- [Brief] Leave the pictures out and transcribe every record exactly.

- [Supplied data]
---

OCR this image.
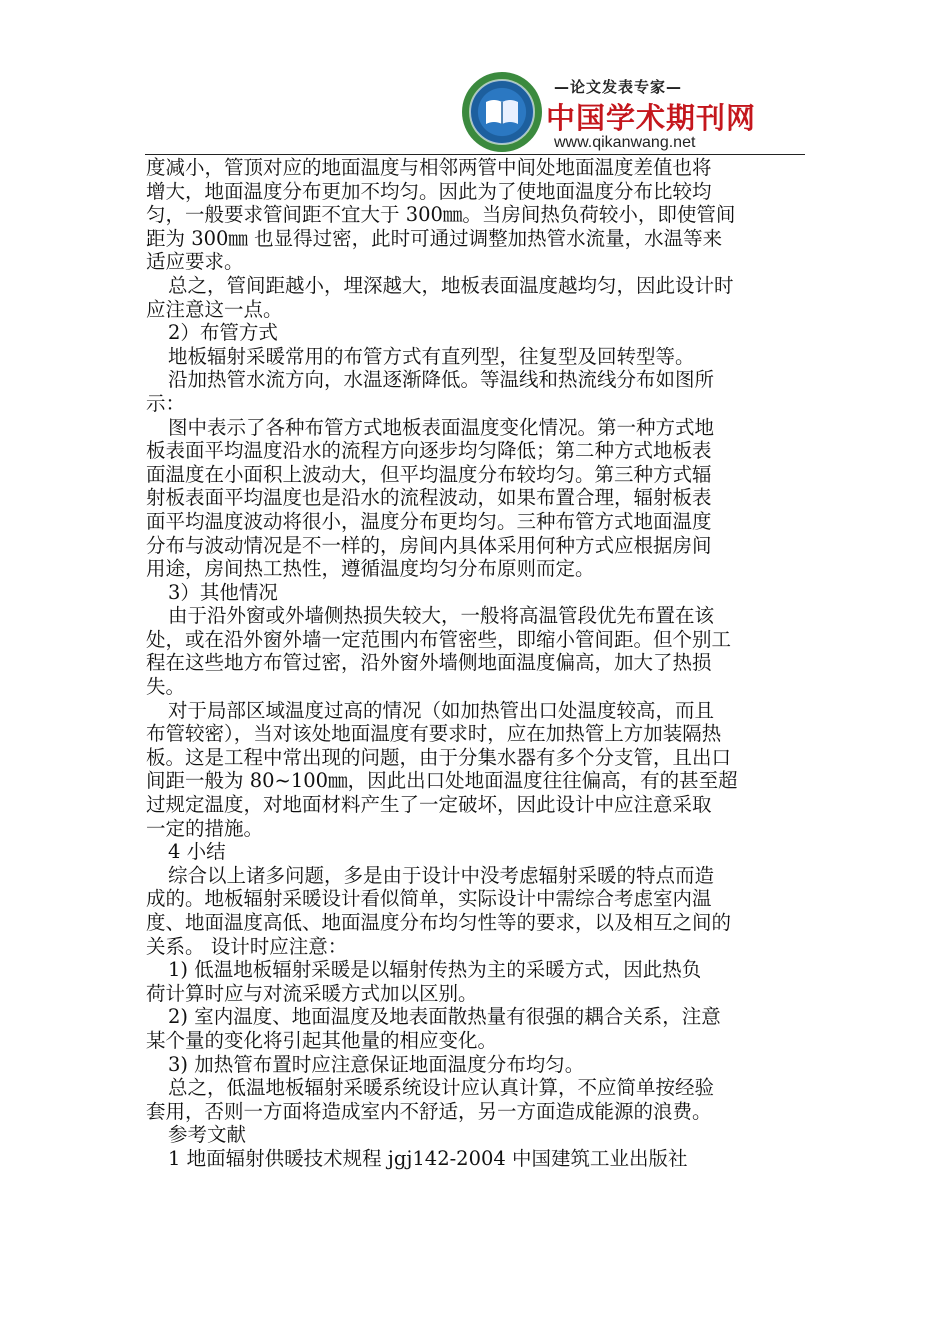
—论文发表专家—
中国学术期刊网
www.qikanwang.net
度减小，管顶对应的地面温度与相邻两管中间处地面温度差值也将
增大，地面温度分布更加不均匀。因此为了使地面温度分布比较均
匀，一般要求管间距不宜大于 300㎜。当房间热负荷较小，即使管间
距为 300㎜ 也显得过密，此时可通过调整加热管水流量，水温等来
适应要求。
总之，管间距越小，埋深越大，地板表面温度越均匀，因此设计时
应注意这一点。
2）布管方式
地板辐射采暖常用的布管方式有直列型，往复型及回转型等。
沿加热管水流方向，水温逐渐降低。等温线和热流线分布如图所
示：
图中表示了各种布管方式地板表面温度变化情况。第一种方式地
板表面平均温度沿水的流程方向逐步均匀降低；第二种方式地板表
面温度在小面积上波动大，但平均温度分布较均匀。第三种方式辐
射板表面平均温度也是沿水的流程波动，如果布置合理，辐射板表
面平均温度波动将很小，温度分布更均匀。三种布管方式地面温度
分布与波动情况是不一样的，房间内具体采用何种方式应根据房间
用途，房间热工热性，遵循温度均匀分布原则而定。
3）其他情况
由于沿外窗或外墙侧热损失较大，一般将高温管段优先布置在该
处，或在沿外窗外墙一定范围内布管密些，即缩小管间距。但个别工
程在这些地方布管过密，沿外窗外墙侧地面温度偏高，加大了热损
失。
对于局部区域温度过高的情况（如加热管出口处温度较高，而且
布管较密），当对该处地面温度有要求时，应在加热管上方加装隔热
板。这是工程中常出现的问题，由于分集水器有多个分支管，且出口
间距一般为 80~100㎜，因此出口处地面温度往往偏高，有的甚至超
过规定温度，对地面材料产生了一定破坏，因此设计中应注意采取
一定的措施。
4 小结
综合以上诸多问题，多是由于设计中没考虑辐射采暖的特点而造
成的。地板辐射采暖设计看似简单，实际设计中需综合考虑室内温
度、地面温度高低、地面温度分布均匀性等的要求，以及相互之间的
关系。 设计时应注意：
1) 低温地板辐射采暖是以辐射传热为主的采暖方式，因此热负
荷计算时应与对流采暖方式加以区别。
2) 室内温度、地面温度及地表面散热量有很强的耦合关系，注意
某个量的变化将引起其他量的相应变化。
3) 加热管布置时应注意保证地面温度分布均匀。
总之，低温地板辐射采暖系统设计应认真计算，不应简单按经验
套用，否则一方面将造成室内不舒适，另一方面造成能源的浪费。
参考文献
1 地面辐射供暖技术规程 jgj142-2004 中国建筑工业出版社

---

- [Full response]
OCR this image.
—论文发表专家—
中国学术期刊网
www.qikanwang.net
度减小，管顶对应的地面温度与相邻两管中间处地面温度差值也将
增大，地面温度分布更加不均匀。因此为了使地面温度分布比较均
匀，一般要求管间距不宜大于 300㎜。当房间热负荷较小，即使管间
距为 300㎜ 也显得过密，此时可通过调整加热管水流量，水温等来
适应要求。
总之，管间距越小，埋深越大，地板表面温度越均匀，因此设计时
应注意这一点。
2）布管方式
地板辐射采暖常用的布管方式有直列型，往复型及回转型等。
沿加热管水流方向，水温逐渐降低。等温线和热流线分布如图所
示：
图中表示了各种布管方式地板表面温度变化情况。第一种方式地
板表面平均温度沿水的流程方向逐步均匀降低；第二种方式地板表
面温度在小面积上波动大，但平均温度分布较均匀。第三种方式辐
射板表面平均温度也是沿水的流程波动，如果布置合理，辐射板表
面平均温度波动将很小，温度分布更均匀。三种布管方式地面温度
分布与波动情况是不一样的，房间内具体采用何种方式应根据房间
用途，房间热工热性，遵循温度均匀分布原则而定。
3）其他情况
由于沿外窗或外墙侧热损失较大，一般将高温管段优先布置在该
处，或在沿外窗外墙一定范围内布管密些，即缩小管间距。但个别工
程在这些地方布管过密，沿外窗外墙侧地面温度偏高，加大了热损
失。
对于局部区域温度过高的情况（如加热管出口处温度较高，而且
布管较密），当对该处地面温度有要求时，应在加热管上方加装隔热
板。这是工程中常出现的问题，由于分集水器有多个分支管，且出口
间距一般为 80~100㎜，因此出口处地面温度往往偏高，有的甚至超
过规定温度，对地面材料产生了一定破坏，因此设计中应注意采取
一定的措施。
4 小结
综合以上诸多问题，多是由于设计中没考虑辐射采暖的特点而造
成的。地板辐射采暖设计看似简单，实际设计中需综合考虑室内温
度、地面温度高低、地面温度分布均匀性等的要求，以及相互之间的
关系。 设计时应注意：
1) 低温地板辐射采暖是以辐射传热为主的采暖方式，因此热负
荷计算时应与对流采暖方式加以区别。
2) 室内温度、地面温度及地表面散热量有很强的耦合关系，注意
某个量的变化将引起其他量的相应变化。
3) 加热管布置时应注意保证地面温度分布均匀。
总之，低温地板辐射采暖系统设计应认真计算，不应简单按经验
套用，否则一方面将造成室内不舒适，另一方面造成能源的浪费。
参考文献
1 地面辐射供暖技术规程 jgj142-2004 中国建筑工业出版社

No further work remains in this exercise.